■ Collected data entries:

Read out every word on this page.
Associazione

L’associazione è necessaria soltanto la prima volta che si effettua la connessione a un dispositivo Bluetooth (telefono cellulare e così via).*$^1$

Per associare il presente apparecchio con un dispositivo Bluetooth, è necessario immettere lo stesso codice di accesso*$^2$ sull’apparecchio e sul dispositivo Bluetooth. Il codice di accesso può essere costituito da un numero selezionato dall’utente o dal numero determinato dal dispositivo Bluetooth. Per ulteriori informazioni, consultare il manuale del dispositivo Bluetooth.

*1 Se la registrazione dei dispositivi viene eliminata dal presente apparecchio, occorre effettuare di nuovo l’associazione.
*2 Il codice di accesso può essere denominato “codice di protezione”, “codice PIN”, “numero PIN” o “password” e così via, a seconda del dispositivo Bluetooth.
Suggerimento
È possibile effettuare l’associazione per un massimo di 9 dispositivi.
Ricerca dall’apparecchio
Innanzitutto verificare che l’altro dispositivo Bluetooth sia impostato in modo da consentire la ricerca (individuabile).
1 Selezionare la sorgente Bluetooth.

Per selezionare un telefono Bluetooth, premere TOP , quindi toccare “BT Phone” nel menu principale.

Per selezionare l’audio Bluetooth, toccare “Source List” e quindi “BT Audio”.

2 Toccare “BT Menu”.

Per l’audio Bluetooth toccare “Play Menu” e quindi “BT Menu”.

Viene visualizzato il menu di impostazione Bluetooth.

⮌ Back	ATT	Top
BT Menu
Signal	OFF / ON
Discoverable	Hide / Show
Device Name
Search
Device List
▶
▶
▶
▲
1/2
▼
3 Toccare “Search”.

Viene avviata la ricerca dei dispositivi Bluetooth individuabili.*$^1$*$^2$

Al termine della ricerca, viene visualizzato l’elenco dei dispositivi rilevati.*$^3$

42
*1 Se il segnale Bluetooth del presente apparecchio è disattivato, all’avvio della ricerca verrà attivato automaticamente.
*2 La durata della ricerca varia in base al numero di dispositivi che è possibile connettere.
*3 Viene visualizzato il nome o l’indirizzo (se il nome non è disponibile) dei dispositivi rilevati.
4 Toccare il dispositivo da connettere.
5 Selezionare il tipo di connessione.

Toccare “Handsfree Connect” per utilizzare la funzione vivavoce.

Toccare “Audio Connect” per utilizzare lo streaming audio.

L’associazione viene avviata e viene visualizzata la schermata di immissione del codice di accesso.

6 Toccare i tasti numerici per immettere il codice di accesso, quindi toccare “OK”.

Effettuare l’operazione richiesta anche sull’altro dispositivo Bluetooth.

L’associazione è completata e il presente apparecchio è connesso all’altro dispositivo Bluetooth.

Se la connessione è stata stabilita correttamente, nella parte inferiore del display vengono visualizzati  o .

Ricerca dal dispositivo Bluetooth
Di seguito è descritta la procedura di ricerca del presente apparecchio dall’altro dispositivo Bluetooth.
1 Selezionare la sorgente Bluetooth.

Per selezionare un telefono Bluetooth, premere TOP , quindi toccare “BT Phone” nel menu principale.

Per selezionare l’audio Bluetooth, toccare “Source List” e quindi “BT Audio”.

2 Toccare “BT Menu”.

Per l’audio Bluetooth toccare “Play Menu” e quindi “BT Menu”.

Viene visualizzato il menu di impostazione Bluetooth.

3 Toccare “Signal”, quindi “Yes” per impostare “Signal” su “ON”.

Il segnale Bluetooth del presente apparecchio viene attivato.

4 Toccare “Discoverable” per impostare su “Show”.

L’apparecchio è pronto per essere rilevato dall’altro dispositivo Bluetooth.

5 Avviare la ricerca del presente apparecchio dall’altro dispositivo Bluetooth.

■ Required task: Reproduce the data in full, exactly as presented.

■ Output:
Read out every word on this page.
Associazione

L’associazione è necessaria soltanto la prima volta che si effettua la connessione a un dispositivo Bluetooth (telefono cellulare e così via).*$^1$

Per associare il presente apparecchio con un dispositivo Bluetooth, è necessario immettere lo stesso codice di accesso*$^2$ sull’apparecchio e sul dispositivo Bluetooth. Il codice di accesso può essere costituito da un numero selezionato dall’utente o dal numero determinato dal dispositivo Bluetooth. Per ulteriori informazioni, consultare il manuale del dispositivo Bluetooth.

*1 Se la registrazione dei dispositivi viene eliminata dal presente apparecchio, occorre effettuare di nuovo l’associazione.
*2 Il codice di accesso può essere denominato “codice di protezione”, “codice PIN”, “numero PIN” o “password” e così via, a seconda del dispositivo Bluetooth.
Suggerimento
È possibile effettuare l’associazione per un massimo di 9 dispositivi.
Ricerca dall’apparecchio
Innanzitutto verificare che l’altro dispositivo Bluetooth sia impostato in modo da consentire la ricerca (individuabile).
1 Selezionare la sorgente Bluetooth.

Per selezionare un telefono Bluetooth, premere TOP , quindi toccare “BT Phone” nel menu principale.

Per selezionare l’audio Bluetooth, toccare “Source List” e quindi “BT Audio”.

2 Toccare “BT Menu”.

Per l’audio Bluetooth toccare “Play Menu” e quindi “BT Menu”.

Viene visualizzato il menu di impostazione Bluetooth.

⮌ Back	ATT	Top
BT Menu
Signal	OFF / ON
Discoverable	Hide / Show
Device Name
Search
Device List
▶
▶
▶
▲
1/2
▼
3 Toccare “Search”.

Viene avviata la ricerca dei dispositivi Bluetooth individuabili.*$^1$*$^2$

Al termine della ricerca, viene visualizzato l’elenco dei dispositivi rilevati.*$^3$

42
*1 Se il segnale Bluetooth del presente apparecchio è disattivato, all’avvio della ricerca verrà attivato automaticamente.
*2 La durata della ricerca varia in base al numero di dispositivi che è possibile connettere.
*3 Viene visualizzato il nome o l’indirizzo (se il nome non è disponibile) dei dispositivi rilevati.
4 Toccare il dispositivo da connettere.
5 Selezionare il tipo di connessione.

Toccare “Handsfree Connect” per utilizzare la funzione vivavoce.

Toccare “Audio Connect” per utilizzare lo streaming audio.

L’associazione viene avviata e viene visualizzata la schermata di immissione del codice di accesso.

6 Toccare i tasti numerici per immettere il codice di accesso, quindi toccare “OK”.

Effettuare l’operazione richiesta anche sull’altro dispositivo Bluetooth.

L’associazione è completata e il presente apparecchio è connesso all’altro dispositivo Bluetooth.

Se la connessione è stata stabilita correttamente, nella parte inferiore del display vengono visualizzati  o .

Ricerca dal dispositivo Bluetooth
Di seguito è descritta la procedura di ricerca del presente apparecchio dall’altro dispositivo Bluetooth.
1 Selezionare la sorgente Bluetooth.

Per selezionare un telefono Bluetooth, premere TOP , quindi toccare “BT Phone” nel menu principale.

Per selezionare l’audio Bluetooth, toccare “Source List” e quindi “BT Audio”.

2 Toccare “BT Menu”.

Per l’audio Bluetooth toccare “Play Menu” e quindi “BT Menu”.

Viene visualizzato il menu di impostazione Bluetooth.

3 Toccare “Signal”, quindi “Yes” per impostare “Signal” su “ON”.

Il segnale Bluetooth del presente apparecchio viene attivato.

4 Toccare “Discoverable” per impostare su “Show”.

L’apparecchio è pronto per essere rilevato dall’altro dispositivo Bluetooth.

5 Avviare la ricerca del presente apparecchio dall’altro dispositivo Bluetooth.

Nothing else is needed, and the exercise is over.